Goal of the exercise
Skip the images. Copy the records exactly as written.

== Material for the task

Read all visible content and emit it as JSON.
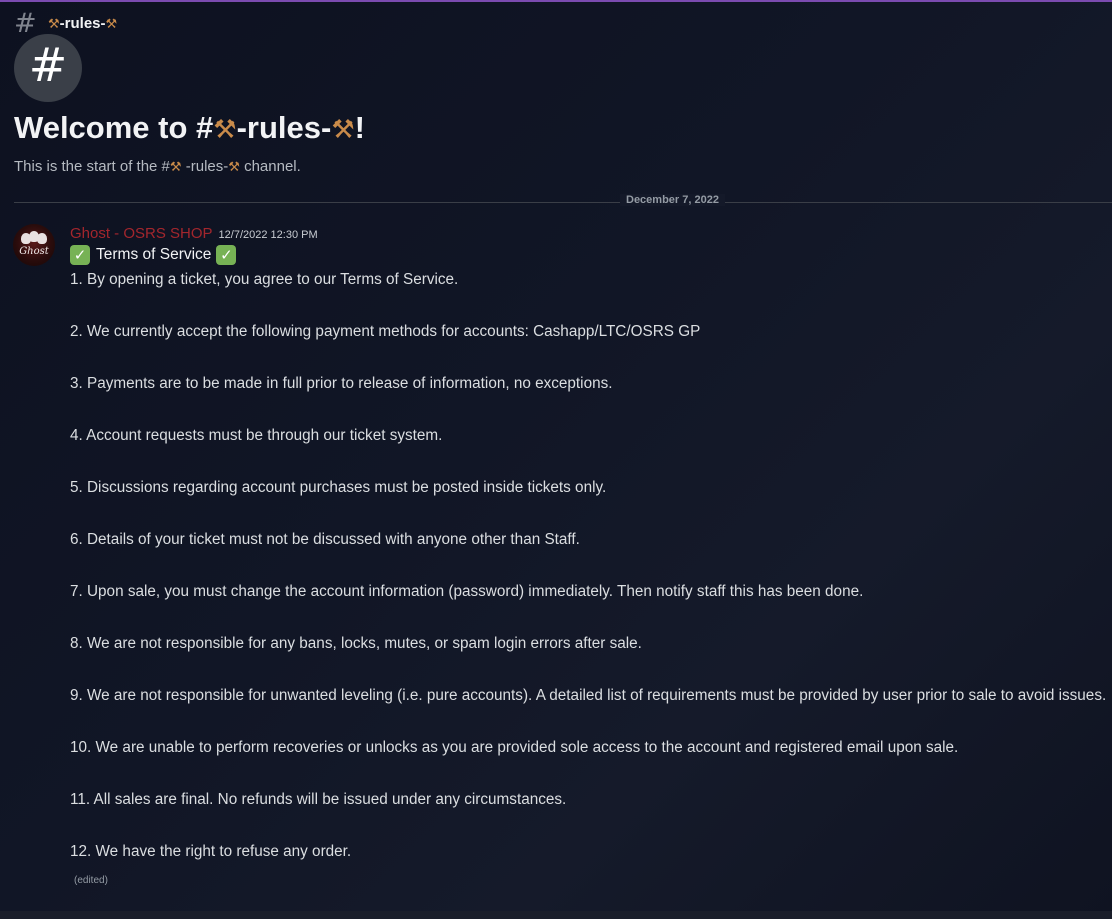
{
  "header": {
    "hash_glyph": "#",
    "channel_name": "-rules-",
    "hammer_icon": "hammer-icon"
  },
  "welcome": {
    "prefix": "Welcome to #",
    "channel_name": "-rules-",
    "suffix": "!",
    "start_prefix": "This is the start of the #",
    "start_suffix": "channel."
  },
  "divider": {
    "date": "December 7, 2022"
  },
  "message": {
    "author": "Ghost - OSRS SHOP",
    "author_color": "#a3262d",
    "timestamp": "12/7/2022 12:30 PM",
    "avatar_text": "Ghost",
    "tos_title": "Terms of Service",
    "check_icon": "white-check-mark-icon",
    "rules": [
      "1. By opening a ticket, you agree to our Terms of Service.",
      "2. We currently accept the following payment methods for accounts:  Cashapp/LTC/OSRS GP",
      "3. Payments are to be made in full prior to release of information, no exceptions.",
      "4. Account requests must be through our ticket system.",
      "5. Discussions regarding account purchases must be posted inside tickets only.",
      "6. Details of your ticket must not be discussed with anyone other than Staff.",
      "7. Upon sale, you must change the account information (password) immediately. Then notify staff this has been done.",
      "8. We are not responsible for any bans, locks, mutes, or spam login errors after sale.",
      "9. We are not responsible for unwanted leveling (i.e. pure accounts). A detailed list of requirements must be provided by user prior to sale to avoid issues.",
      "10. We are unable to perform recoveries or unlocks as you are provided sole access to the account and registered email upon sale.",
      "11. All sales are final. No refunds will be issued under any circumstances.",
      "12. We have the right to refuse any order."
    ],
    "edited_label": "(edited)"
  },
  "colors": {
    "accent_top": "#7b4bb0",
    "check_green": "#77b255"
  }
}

====

Response below
Read all visible content and emit it as JSON.
{
  "header": {
    "hash_glyph": "#",
    "channel_name": "-rules-",
    "hammer_icon": "hammer-icon"
  },
  "welcome": {
    "prefix": "Welcome to #",
    "channel_name": "-rules-",
    "suffix": "!",
    "start_prefix": "This is the start of the #",
    "start_suffix": "channel."
  },
  "divider": {
    "date": "December 7, 2022"
  },
  "message": {
    "author": "Ghost - OSRS SHOP",
    "author_color": "#a3262d",
    "timestamp": "12/7/2022 12:30 PM",
    "avatar_text": "Ghost",
    "tos_title": "Terms of Service",
    "check_icon": "white-check-mark-icon",
    "rules": [
      "1. By opening a ticket, you agree to our Terms of Service.",
      "2. We currently accept the following payment methods for accounts:  Cashapp/LTC/OSRS GP",
      "3. Payments are to be made in full prior to release of information, no exceptions.",
      "4. Account requests must be through our ticket system.",
      "5. Discussions regarding account purchases must be posted inside tickets only.",
      "6. Details of your ticket must not be discussed with anyone other than Staff.",
      "7. Upon sale, you must change the account information (password) immediately. Then notify staff this has been done.",
      "8. We are not responsible for any bans, locks, mutes, or spam login errors after sale.",
      "9. We are not responsible for unwanted leveling (i.e. pure accounts). A detailed list of requirements must be provided by user prior to sale to avoid issues.",
      "10. We are unable to perform recoveries or unlocks as you are provided sole access to the account and registered email upon sale.",
      "11. All sales are final. No refunds will be issued under any circumstances.",
      "12. We have the right to refuse any order."
    ],
    "edited_label": "(edited)"
  },
  "colors": {
    "accent_top": "#7b4bb0",
    "check_green": "#77b255"
  }
}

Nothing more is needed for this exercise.